### Information supplied
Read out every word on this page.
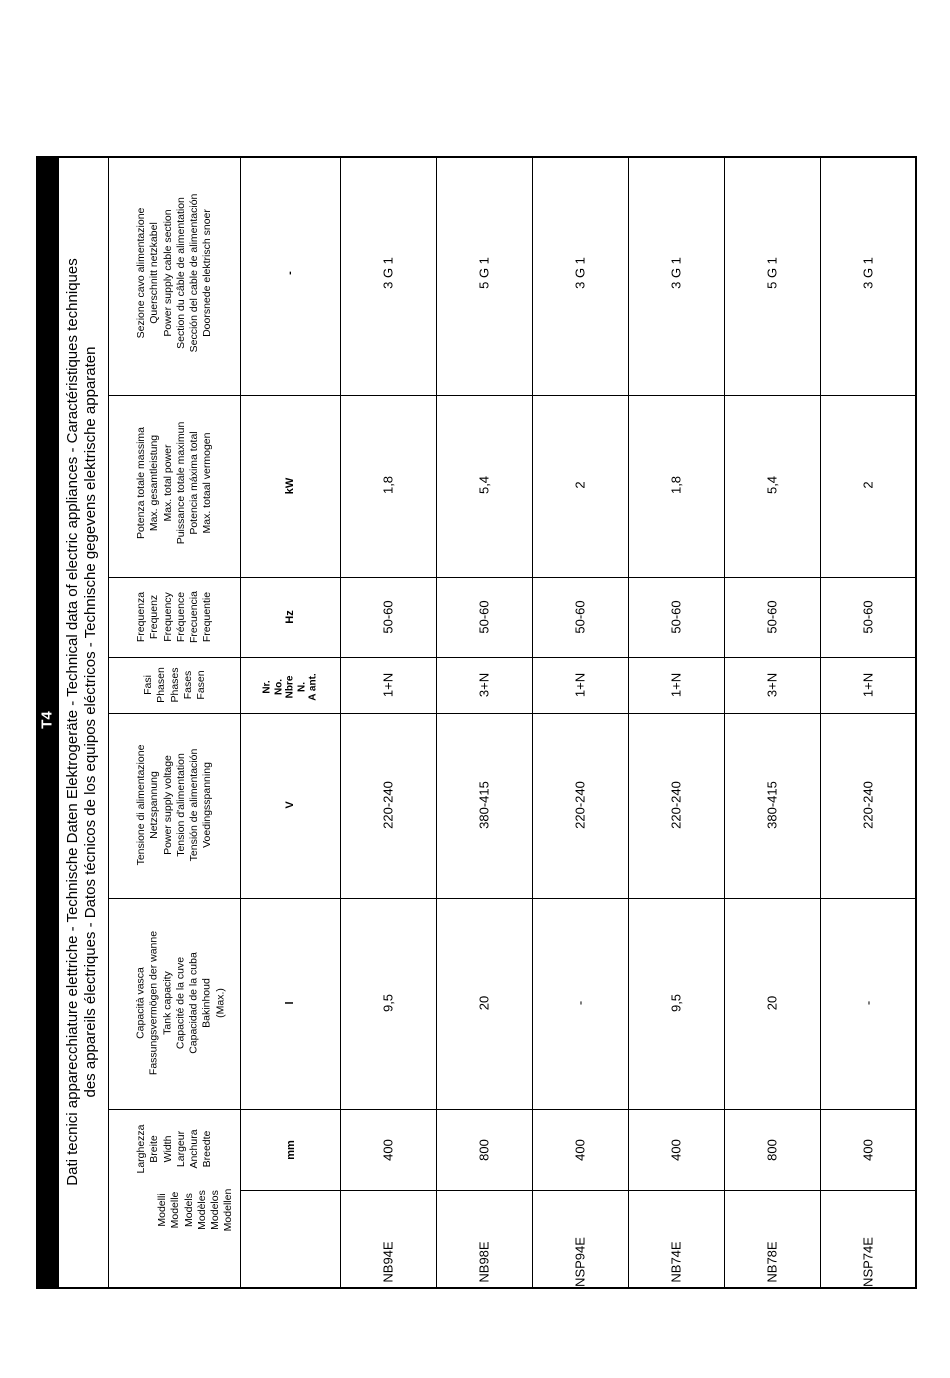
T4 Dati tecnici apparecchiature elettriche - Technische Daten Elektrogeräte - Technical data of electric appliances - Caractéristiques techniques des appareils électriques - Datos técnicos de los equipos eléctricos - Technische gegevens elektrische apparaten
Modelli Modelle Models Modèles Modelos Modellen
Larghezza Breite Width Largeur Anchura Breedte
Capacità vasca Fassungsvermögen der wanne Tank capacity Capacité de la cuve Capacidad de la cuba Bakinhoud (Max.)
Tensione di alimentazione Netzspannung Power supply voltage Tension d'alimentation Tensión de alimentación Voedingsspanning
Fasi Phasen Phases Fases Fasen
Frequenza Frequenz Frequency Fréquence Frecuencia Frequentie
Potenza totale massima Max. gesamtleistung Max. total power Puissance totale maximun Potencia máxima total Max. totaal vermogen
Sezione cavo alimentazione Querschnitt netzkabel Power supply cable section Section du câble de alimentation Sección del cable de alimentación Doorsnede elektrisch snoer
mm
l
V
Nr. No. Nbre N. A ant.
Hz
kW
-
NB94E
400
9,5
220-240
1+N
50-60
1,8
3 G 1
NB98E
800
20
380-415
3+N
50-60
5,4
5 G 1
NSP94E
400
-
220-240
1+N
50-60
2
3 G 1
NB74E
400
9,5
220-240
1+N
50-60
1,8
3 G 1
NB78E
800
20
380-415
3+N
50-60
5,4
5 G 1
NSP74E
400
-
220-240
1+N
50-60
2
3 G 1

### Aim
Reproduce the material above verbatim; omit every picture.

### Task answer
Read out every word on this page.
T4 Dati tecnici apparecchiature elettriche - Technische Daten Elektrogeräte - Technical data of electric appliances - Caractéristiques techniques des appareils électriques - Datos técnicos de los equipos eléctricos - Technische gegevens elektrische apparaten
Modelli Modelle Models Modèles Modelos Modellen
Larghezza Breite Width Largeur Anchura Breedte
Capacità vasca Fassungsvermögen der wanne Tank capacity Capacité de la cuve Capacidad de la cuba Bakinhoud (Max.)
Tensione di alimentazione Netzspannung Power supply voltage Tension d'alimentation Tensión de alimentación Voedingsspanning
Fasi Phasen Phases Fases Fasen
Frequenza Frequenz Frequency Fréquence Frecuencia Frequentie
Potenza totale massima Max. gesamtleistung Max. total power Puissance totale maximun Potencia máxima total Max. totaal vermogen
Sezione cavo alimentazione Querschnitt netzkabel Power supply cable section Section du câble de alimentation Sección del cable de alimentación Doorsnede elektrisch snoer
mm
l
V
Nr. No. Nbre N. A ant.
Hz
kW
-
NB94E
400
9,5
220-240
1+N
50-60
1,8
3 G 1
NB98E
800
20
380-415
3+N
50-60
5,4
5 G 1
NSP94E
400
-
220-240
1+N
50-60
2
3 G 1
NB74E
400
9,5
220-240
1+N
50-60
1,8
3 G 1
NB78E
800
20
380-415
3+N
50-60
5,4
5 G 1
NSP74E
400
-
220-240
1+N
50-60
2
3 G 1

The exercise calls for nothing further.